- **Exercise**:
Filter the data below, keeping only lines that contain "används".

Stored data entries:
···
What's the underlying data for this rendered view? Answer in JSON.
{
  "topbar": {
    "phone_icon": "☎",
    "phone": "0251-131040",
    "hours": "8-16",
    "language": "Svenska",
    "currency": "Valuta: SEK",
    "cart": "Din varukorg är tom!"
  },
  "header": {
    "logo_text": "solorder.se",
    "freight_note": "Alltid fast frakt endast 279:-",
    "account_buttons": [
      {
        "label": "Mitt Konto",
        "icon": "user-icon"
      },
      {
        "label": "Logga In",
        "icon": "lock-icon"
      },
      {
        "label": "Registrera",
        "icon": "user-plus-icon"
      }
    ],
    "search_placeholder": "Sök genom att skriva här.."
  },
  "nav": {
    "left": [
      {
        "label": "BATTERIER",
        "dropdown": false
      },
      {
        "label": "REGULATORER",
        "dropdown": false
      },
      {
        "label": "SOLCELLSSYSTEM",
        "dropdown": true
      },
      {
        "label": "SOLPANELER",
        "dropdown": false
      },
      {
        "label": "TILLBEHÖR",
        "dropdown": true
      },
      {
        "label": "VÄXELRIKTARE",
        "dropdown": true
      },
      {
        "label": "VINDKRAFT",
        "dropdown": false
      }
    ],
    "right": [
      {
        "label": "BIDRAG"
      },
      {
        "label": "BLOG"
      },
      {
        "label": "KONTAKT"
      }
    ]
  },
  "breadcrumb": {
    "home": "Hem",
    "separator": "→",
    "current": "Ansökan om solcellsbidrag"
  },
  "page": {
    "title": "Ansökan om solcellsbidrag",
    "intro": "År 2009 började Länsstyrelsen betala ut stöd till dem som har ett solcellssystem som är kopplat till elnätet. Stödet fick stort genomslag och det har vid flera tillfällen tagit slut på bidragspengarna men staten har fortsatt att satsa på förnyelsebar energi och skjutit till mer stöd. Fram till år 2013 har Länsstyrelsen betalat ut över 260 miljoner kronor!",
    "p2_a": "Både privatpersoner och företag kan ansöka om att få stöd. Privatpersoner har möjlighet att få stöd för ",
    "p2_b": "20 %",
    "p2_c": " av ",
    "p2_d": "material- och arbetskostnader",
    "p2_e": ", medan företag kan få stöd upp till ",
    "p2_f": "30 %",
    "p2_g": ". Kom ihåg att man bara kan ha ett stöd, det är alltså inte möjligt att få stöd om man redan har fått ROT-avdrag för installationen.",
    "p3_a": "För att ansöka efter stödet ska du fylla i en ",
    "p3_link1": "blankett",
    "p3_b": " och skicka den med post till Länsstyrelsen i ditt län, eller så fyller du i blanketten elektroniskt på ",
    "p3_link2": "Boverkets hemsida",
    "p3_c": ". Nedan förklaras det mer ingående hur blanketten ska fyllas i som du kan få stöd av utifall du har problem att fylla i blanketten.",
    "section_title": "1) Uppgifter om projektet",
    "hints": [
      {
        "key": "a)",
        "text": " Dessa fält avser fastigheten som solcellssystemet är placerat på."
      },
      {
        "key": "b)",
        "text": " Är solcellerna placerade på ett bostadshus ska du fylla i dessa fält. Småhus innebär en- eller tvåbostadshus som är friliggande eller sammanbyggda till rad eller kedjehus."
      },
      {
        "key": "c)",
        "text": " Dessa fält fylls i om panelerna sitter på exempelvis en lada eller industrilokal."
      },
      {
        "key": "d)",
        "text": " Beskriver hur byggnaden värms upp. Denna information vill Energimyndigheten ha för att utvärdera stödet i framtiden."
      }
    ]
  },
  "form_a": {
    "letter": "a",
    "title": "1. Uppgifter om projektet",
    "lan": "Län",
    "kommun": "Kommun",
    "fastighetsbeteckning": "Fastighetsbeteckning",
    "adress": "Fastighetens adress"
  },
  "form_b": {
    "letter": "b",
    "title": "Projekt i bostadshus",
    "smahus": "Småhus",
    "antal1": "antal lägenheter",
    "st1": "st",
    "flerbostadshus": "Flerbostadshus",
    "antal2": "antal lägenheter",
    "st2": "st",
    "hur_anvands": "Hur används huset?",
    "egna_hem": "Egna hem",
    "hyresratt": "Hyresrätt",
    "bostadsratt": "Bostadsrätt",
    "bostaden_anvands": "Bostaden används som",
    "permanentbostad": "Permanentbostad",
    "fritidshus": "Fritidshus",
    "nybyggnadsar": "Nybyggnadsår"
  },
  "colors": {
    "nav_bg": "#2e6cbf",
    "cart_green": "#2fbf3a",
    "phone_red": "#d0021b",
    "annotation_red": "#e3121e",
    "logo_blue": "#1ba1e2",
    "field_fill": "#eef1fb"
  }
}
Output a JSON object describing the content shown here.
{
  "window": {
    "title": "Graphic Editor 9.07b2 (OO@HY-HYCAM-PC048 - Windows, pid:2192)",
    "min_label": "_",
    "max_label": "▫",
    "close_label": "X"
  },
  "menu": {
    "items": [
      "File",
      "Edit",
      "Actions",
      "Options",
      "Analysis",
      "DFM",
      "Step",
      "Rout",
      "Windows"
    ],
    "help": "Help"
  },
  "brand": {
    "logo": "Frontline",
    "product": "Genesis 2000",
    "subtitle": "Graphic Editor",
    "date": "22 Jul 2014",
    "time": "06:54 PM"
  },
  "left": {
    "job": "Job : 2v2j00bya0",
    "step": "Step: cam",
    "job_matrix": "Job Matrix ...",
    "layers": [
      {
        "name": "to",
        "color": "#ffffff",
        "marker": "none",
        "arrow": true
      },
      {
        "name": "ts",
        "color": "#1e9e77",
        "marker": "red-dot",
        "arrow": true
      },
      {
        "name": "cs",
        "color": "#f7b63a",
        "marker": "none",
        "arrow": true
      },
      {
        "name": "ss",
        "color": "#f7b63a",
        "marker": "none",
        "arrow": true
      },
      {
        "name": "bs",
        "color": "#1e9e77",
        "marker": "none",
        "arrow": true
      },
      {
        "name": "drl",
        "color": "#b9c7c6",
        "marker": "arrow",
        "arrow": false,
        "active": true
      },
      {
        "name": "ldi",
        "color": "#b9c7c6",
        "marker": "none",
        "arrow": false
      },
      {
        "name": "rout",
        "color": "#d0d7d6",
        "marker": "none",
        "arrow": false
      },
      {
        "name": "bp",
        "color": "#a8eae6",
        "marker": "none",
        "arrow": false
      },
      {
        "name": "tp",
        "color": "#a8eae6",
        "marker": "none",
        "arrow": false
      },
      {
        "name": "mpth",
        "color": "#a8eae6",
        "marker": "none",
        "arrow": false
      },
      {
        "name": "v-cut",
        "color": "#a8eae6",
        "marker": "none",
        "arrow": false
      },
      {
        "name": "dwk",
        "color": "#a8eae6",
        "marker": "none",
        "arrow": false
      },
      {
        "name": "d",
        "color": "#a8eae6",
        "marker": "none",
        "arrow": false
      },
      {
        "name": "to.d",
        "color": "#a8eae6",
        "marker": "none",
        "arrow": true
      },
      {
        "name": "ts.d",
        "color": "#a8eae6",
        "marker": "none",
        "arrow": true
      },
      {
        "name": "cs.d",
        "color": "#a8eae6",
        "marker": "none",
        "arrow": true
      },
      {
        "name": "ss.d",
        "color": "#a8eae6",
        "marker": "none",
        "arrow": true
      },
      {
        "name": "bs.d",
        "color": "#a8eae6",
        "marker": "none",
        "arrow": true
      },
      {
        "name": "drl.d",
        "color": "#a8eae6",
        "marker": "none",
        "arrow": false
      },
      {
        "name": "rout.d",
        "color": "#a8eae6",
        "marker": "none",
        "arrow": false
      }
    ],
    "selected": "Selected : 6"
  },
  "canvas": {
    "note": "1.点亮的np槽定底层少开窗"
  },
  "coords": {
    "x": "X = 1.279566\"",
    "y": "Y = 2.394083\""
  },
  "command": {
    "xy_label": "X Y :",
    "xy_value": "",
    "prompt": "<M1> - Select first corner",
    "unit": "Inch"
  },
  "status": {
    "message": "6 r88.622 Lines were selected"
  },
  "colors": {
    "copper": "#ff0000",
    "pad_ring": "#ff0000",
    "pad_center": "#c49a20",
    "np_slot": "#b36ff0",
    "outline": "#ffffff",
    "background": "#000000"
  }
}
···
- **Response box**:
    "hur_anvands": "Hur används huset?",
    "bostaden_anvands": "Bostaden används som",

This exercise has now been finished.